**Raw records**

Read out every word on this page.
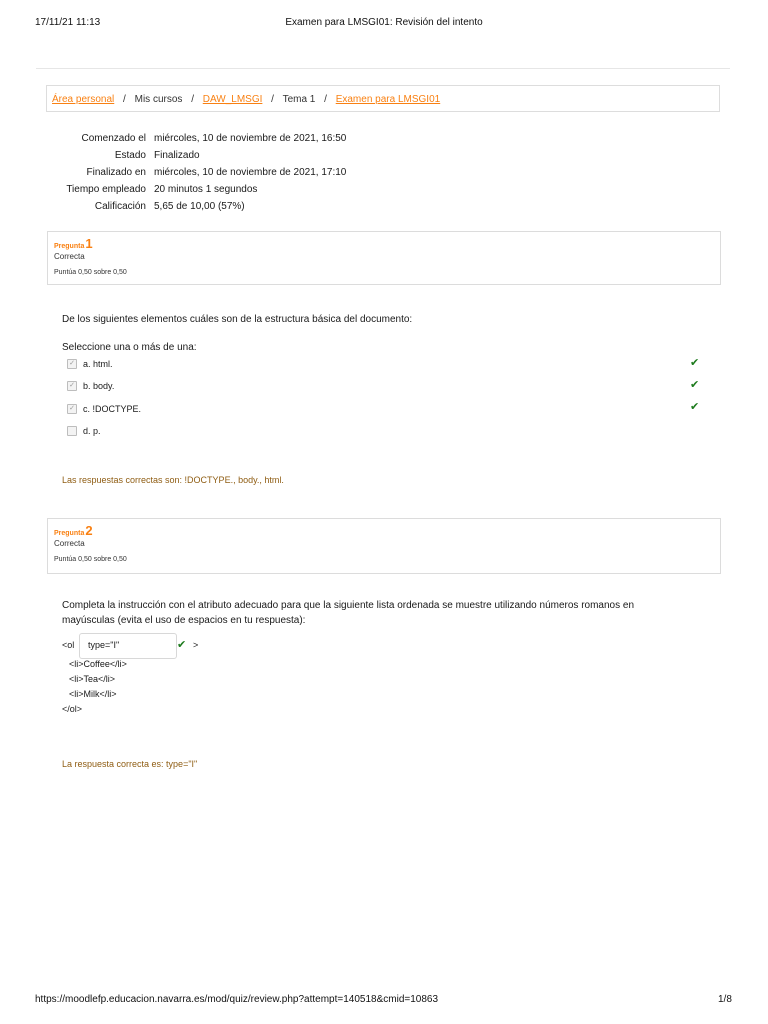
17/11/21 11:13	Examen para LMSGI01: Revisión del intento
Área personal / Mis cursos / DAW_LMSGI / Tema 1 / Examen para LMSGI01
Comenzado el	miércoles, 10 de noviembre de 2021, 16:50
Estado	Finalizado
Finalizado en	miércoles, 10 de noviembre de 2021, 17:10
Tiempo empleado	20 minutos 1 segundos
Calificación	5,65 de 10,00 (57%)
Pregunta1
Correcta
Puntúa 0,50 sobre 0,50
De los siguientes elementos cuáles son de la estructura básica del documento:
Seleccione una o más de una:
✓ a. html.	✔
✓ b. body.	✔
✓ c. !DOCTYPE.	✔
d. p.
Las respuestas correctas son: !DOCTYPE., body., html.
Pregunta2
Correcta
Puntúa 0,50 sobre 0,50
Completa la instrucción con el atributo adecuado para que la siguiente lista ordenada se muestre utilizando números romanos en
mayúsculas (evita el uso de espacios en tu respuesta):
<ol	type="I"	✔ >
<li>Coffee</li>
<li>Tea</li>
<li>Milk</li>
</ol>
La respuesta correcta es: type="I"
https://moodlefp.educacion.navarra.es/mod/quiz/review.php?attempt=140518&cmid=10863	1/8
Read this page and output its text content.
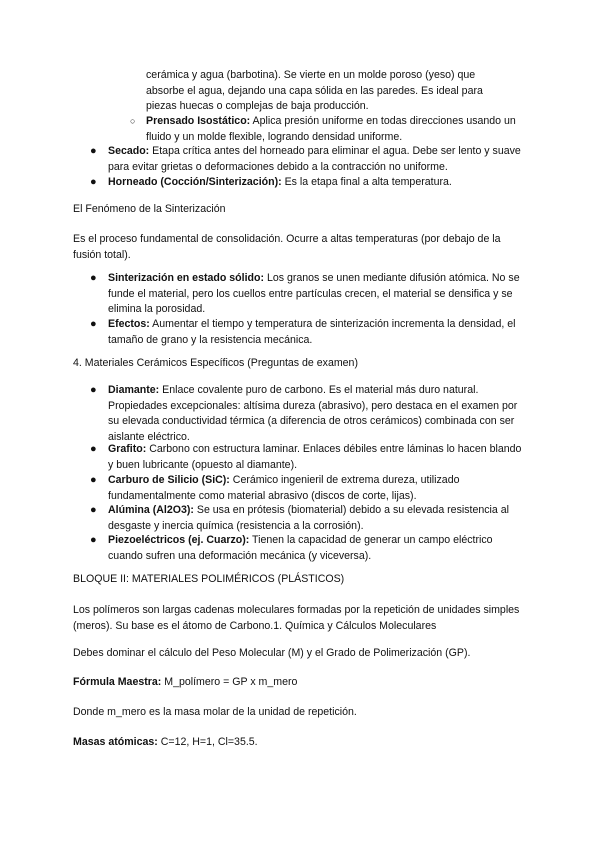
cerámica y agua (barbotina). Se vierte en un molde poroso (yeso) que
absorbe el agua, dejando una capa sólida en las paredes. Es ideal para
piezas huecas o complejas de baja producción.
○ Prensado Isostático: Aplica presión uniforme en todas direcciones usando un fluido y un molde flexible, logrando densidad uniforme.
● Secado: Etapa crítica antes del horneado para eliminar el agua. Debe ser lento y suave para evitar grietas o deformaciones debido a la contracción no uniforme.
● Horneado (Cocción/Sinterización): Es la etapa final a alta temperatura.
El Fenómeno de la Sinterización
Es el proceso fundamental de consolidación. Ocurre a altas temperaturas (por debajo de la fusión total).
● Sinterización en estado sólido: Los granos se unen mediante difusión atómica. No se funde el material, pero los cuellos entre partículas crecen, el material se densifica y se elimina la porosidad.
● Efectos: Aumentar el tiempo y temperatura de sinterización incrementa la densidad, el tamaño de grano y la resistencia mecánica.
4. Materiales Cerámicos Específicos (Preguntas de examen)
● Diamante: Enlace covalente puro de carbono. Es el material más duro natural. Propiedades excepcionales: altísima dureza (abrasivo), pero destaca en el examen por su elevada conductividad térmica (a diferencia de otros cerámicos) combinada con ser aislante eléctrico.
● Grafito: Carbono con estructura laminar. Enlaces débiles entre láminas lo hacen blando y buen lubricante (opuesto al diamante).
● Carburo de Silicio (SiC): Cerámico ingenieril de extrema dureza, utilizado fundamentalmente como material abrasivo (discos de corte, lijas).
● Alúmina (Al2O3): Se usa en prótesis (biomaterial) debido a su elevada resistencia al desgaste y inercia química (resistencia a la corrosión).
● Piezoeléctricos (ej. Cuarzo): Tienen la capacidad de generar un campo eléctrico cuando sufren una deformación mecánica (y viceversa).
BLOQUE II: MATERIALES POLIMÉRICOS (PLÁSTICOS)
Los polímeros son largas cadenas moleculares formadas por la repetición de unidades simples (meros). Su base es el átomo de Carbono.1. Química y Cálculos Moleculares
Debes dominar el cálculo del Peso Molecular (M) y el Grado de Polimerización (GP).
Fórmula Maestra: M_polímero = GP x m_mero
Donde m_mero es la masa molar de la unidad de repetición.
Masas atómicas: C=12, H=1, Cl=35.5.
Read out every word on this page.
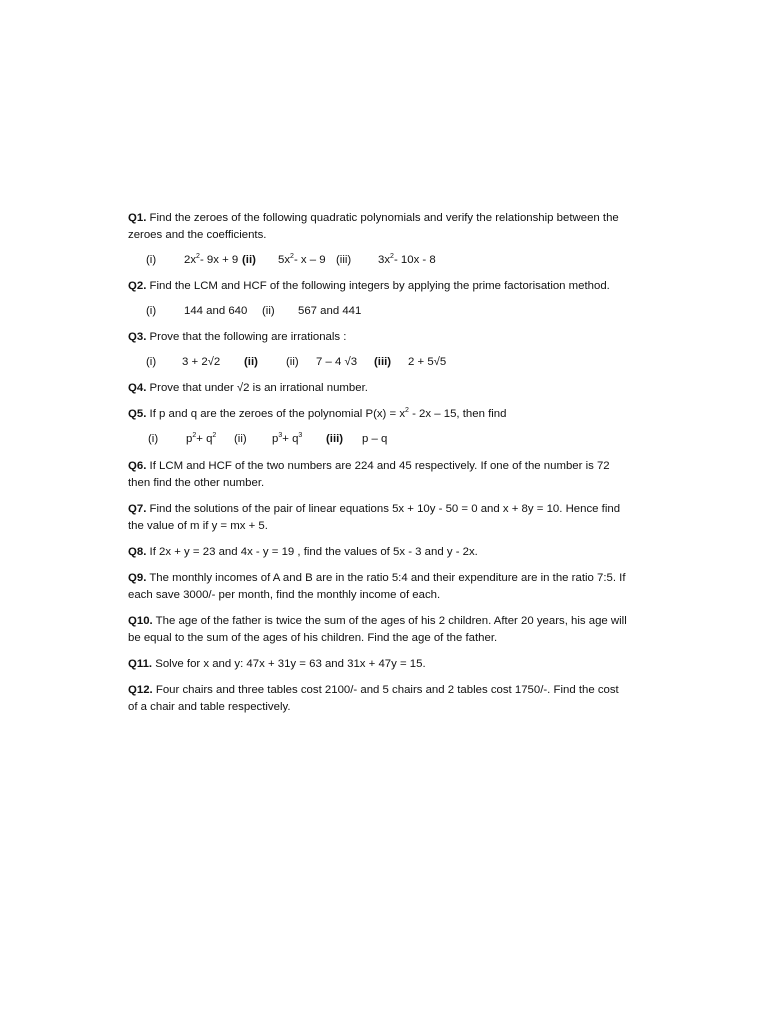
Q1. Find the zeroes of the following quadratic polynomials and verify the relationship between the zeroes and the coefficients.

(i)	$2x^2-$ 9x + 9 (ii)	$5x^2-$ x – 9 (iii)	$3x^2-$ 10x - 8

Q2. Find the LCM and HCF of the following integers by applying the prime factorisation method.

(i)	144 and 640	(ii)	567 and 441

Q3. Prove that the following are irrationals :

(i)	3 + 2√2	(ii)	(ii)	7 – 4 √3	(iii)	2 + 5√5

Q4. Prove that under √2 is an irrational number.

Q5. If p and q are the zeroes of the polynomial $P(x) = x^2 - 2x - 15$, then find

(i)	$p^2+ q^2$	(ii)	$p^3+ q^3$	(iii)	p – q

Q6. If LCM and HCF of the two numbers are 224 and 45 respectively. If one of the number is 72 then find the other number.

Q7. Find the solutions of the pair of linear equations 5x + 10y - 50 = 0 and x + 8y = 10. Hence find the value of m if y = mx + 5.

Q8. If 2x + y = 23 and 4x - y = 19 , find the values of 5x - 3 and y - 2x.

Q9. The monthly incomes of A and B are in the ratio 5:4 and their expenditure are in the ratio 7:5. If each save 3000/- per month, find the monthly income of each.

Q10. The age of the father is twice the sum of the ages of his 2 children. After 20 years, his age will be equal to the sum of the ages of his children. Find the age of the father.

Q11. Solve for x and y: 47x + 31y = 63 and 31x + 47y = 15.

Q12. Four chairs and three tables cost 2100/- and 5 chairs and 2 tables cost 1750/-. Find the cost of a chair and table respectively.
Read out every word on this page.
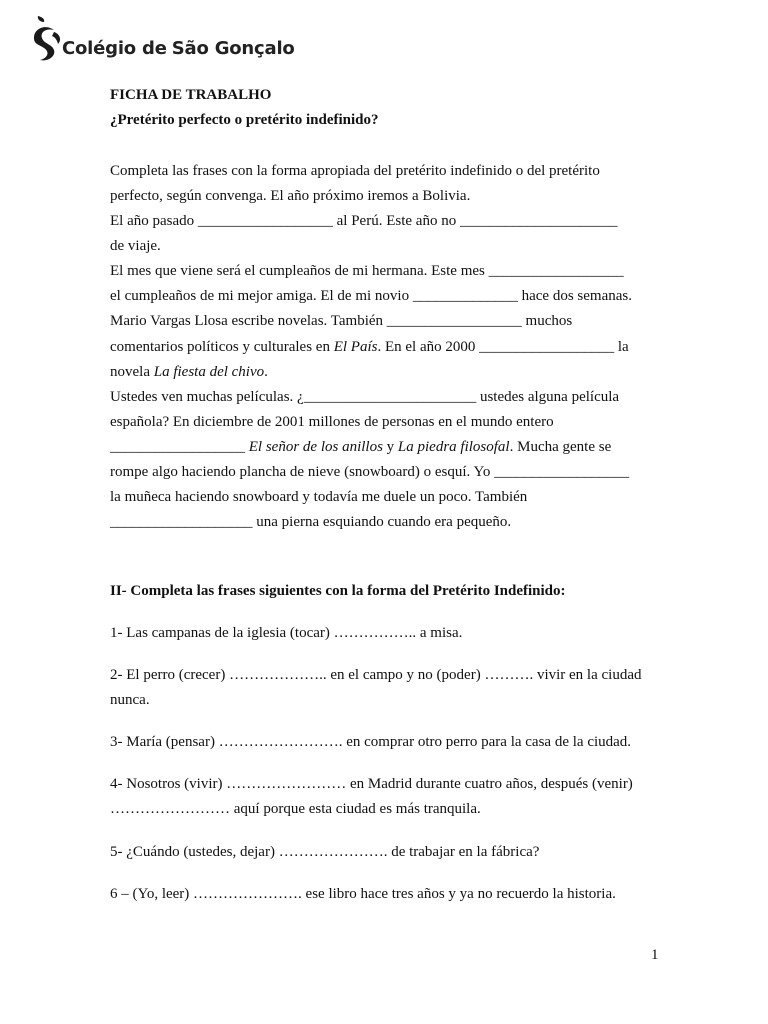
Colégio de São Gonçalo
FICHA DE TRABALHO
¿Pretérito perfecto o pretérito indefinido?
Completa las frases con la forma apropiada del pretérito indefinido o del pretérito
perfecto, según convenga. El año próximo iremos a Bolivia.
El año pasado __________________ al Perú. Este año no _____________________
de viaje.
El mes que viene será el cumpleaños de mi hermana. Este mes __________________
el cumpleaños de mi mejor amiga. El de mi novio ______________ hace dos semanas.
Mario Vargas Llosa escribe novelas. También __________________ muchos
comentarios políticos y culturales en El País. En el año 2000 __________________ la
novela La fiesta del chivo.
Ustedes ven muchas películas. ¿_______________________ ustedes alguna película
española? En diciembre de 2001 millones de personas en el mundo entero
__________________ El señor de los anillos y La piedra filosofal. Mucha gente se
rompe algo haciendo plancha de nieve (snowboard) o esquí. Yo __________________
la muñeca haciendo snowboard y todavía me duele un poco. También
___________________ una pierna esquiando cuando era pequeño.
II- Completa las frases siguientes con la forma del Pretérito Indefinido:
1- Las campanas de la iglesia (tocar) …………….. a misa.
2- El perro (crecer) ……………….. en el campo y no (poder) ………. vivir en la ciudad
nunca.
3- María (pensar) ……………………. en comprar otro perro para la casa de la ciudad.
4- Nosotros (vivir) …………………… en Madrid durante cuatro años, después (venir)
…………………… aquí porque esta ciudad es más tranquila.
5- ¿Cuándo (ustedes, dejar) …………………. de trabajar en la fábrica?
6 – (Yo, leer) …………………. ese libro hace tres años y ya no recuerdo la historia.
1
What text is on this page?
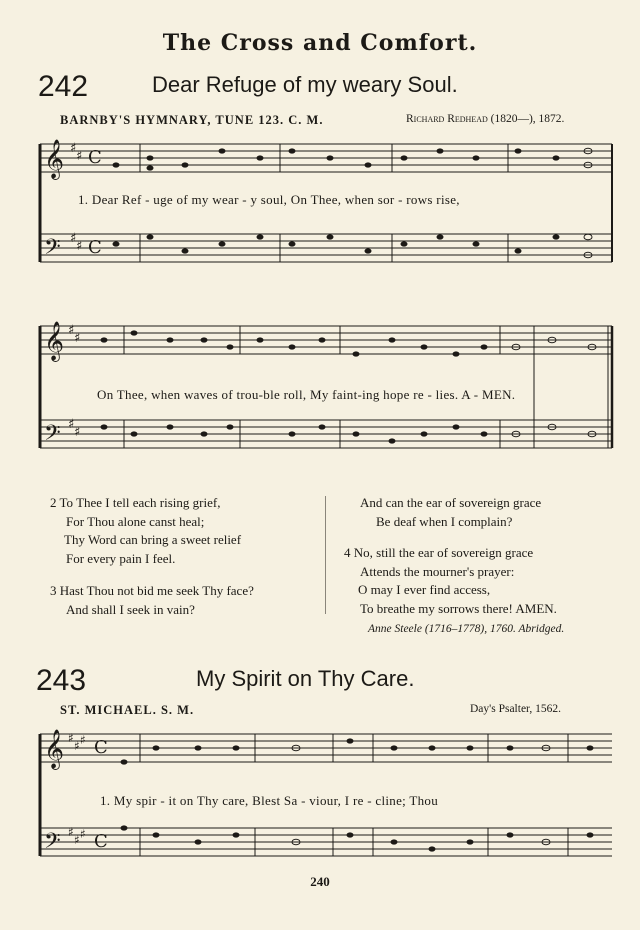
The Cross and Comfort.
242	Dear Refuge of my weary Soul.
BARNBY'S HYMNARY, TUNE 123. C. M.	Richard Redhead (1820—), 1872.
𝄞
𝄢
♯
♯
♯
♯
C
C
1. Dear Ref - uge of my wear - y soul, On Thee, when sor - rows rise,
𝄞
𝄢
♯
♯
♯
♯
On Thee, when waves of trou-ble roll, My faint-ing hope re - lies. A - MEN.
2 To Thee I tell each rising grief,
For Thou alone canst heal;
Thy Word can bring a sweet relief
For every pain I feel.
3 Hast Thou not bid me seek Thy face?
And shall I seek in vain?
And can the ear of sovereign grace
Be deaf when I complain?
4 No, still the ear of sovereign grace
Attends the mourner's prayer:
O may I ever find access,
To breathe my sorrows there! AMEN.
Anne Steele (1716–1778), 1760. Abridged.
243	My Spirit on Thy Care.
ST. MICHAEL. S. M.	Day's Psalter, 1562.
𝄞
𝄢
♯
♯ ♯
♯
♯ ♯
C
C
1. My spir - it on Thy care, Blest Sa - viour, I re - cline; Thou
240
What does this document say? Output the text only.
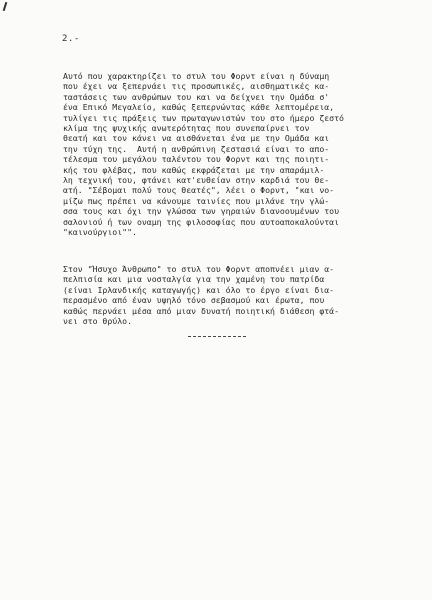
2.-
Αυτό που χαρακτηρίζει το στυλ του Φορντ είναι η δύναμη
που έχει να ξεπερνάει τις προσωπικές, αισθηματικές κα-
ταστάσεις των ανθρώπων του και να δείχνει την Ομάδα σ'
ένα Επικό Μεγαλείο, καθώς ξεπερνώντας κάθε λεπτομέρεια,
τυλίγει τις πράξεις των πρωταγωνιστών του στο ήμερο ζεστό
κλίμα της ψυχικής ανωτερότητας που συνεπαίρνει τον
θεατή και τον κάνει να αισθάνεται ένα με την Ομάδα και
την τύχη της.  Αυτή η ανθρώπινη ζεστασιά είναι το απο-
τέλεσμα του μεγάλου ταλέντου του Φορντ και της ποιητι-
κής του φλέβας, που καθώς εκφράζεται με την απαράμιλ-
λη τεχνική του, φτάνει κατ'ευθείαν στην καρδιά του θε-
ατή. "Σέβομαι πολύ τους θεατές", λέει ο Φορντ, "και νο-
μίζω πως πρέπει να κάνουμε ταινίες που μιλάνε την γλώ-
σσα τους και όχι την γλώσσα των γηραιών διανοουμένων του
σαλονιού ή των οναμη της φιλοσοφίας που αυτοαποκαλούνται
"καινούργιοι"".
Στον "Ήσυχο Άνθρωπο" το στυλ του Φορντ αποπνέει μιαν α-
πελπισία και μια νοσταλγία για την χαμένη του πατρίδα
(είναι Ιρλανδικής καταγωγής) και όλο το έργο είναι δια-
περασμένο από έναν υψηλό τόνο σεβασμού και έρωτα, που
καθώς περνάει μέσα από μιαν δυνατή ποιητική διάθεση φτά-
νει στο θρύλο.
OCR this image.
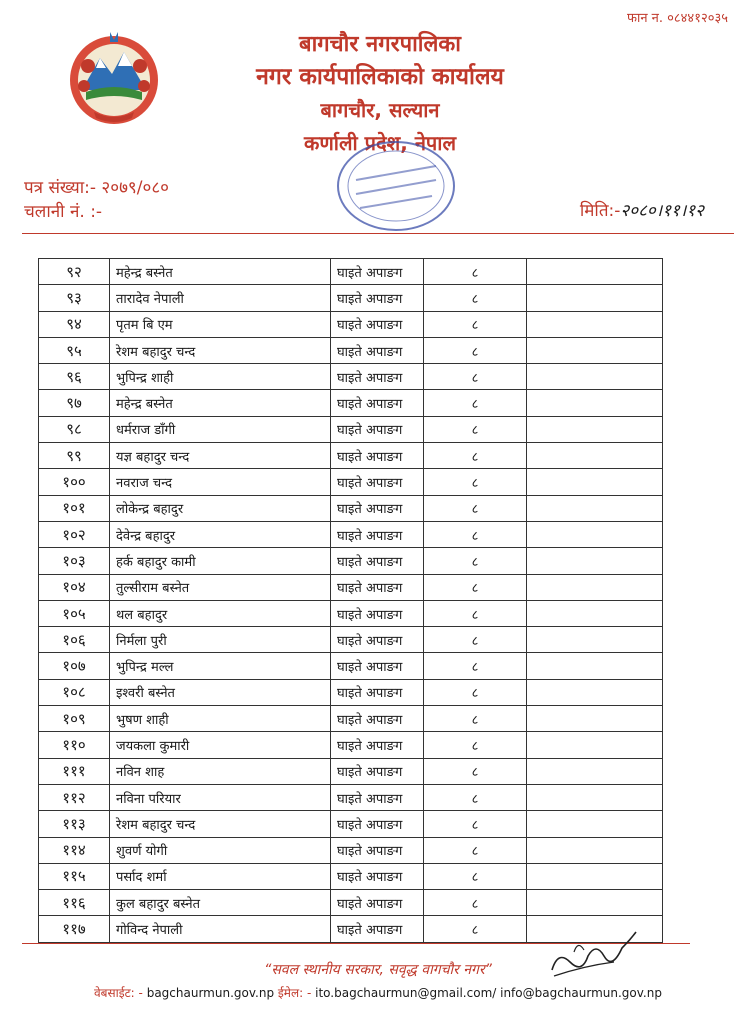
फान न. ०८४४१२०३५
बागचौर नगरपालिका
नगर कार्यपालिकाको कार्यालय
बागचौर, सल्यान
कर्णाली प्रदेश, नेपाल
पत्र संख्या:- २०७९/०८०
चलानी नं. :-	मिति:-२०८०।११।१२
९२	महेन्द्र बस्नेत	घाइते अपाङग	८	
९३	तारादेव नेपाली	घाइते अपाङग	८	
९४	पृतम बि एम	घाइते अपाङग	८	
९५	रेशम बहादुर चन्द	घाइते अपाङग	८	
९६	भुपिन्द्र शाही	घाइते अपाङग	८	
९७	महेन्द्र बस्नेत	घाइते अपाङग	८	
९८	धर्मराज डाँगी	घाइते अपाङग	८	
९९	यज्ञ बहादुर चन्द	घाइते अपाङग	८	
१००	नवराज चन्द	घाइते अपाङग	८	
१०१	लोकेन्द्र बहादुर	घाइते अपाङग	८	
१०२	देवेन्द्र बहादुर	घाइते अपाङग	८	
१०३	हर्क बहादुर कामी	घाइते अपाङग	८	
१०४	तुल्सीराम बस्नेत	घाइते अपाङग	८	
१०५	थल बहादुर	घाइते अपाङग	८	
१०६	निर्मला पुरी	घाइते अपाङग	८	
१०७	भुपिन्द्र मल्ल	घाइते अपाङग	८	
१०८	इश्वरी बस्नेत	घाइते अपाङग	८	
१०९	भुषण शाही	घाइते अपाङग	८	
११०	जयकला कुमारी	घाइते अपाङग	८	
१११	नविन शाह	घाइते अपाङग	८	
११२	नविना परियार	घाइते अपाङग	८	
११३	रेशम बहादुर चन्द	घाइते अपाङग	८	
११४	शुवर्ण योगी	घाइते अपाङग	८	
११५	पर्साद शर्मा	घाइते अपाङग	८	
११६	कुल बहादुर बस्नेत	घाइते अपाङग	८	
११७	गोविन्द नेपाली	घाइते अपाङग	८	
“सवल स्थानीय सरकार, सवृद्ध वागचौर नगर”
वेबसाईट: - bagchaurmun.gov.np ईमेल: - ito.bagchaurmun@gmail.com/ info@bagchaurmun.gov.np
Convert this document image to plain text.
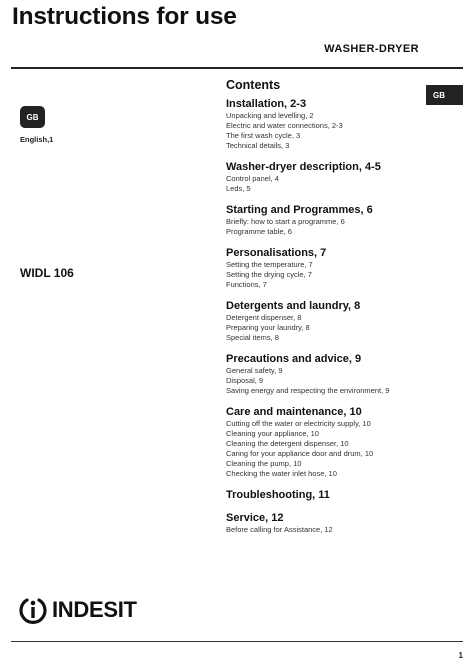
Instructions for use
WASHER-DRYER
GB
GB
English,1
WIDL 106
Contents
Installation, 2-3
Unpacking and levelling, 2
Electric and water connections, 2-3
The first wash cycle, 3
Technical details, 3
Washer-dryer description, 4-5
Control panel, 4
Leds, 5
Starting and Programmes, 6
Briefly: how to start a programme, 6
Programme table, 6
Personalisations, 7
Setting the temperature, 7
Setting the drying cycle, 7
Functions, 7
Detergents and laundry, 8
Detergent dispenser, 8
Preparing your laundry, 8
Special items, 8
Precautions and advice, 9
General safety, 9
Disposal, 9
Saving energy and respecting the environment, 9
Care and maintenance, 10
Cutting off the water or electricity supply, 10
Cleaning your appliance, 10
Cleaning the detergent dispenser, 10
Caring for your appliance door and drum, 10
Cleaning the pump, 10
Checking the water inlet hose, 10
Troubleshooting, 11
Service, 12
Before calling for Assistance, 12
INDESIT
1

**Work to do**
Find the lines above holding the word "perfecto" and show them.

**The solution**
¿Pretérito perfecto o pretérito indefinido?
perfecto, según convenga. El año próximo iremos a Bolivia.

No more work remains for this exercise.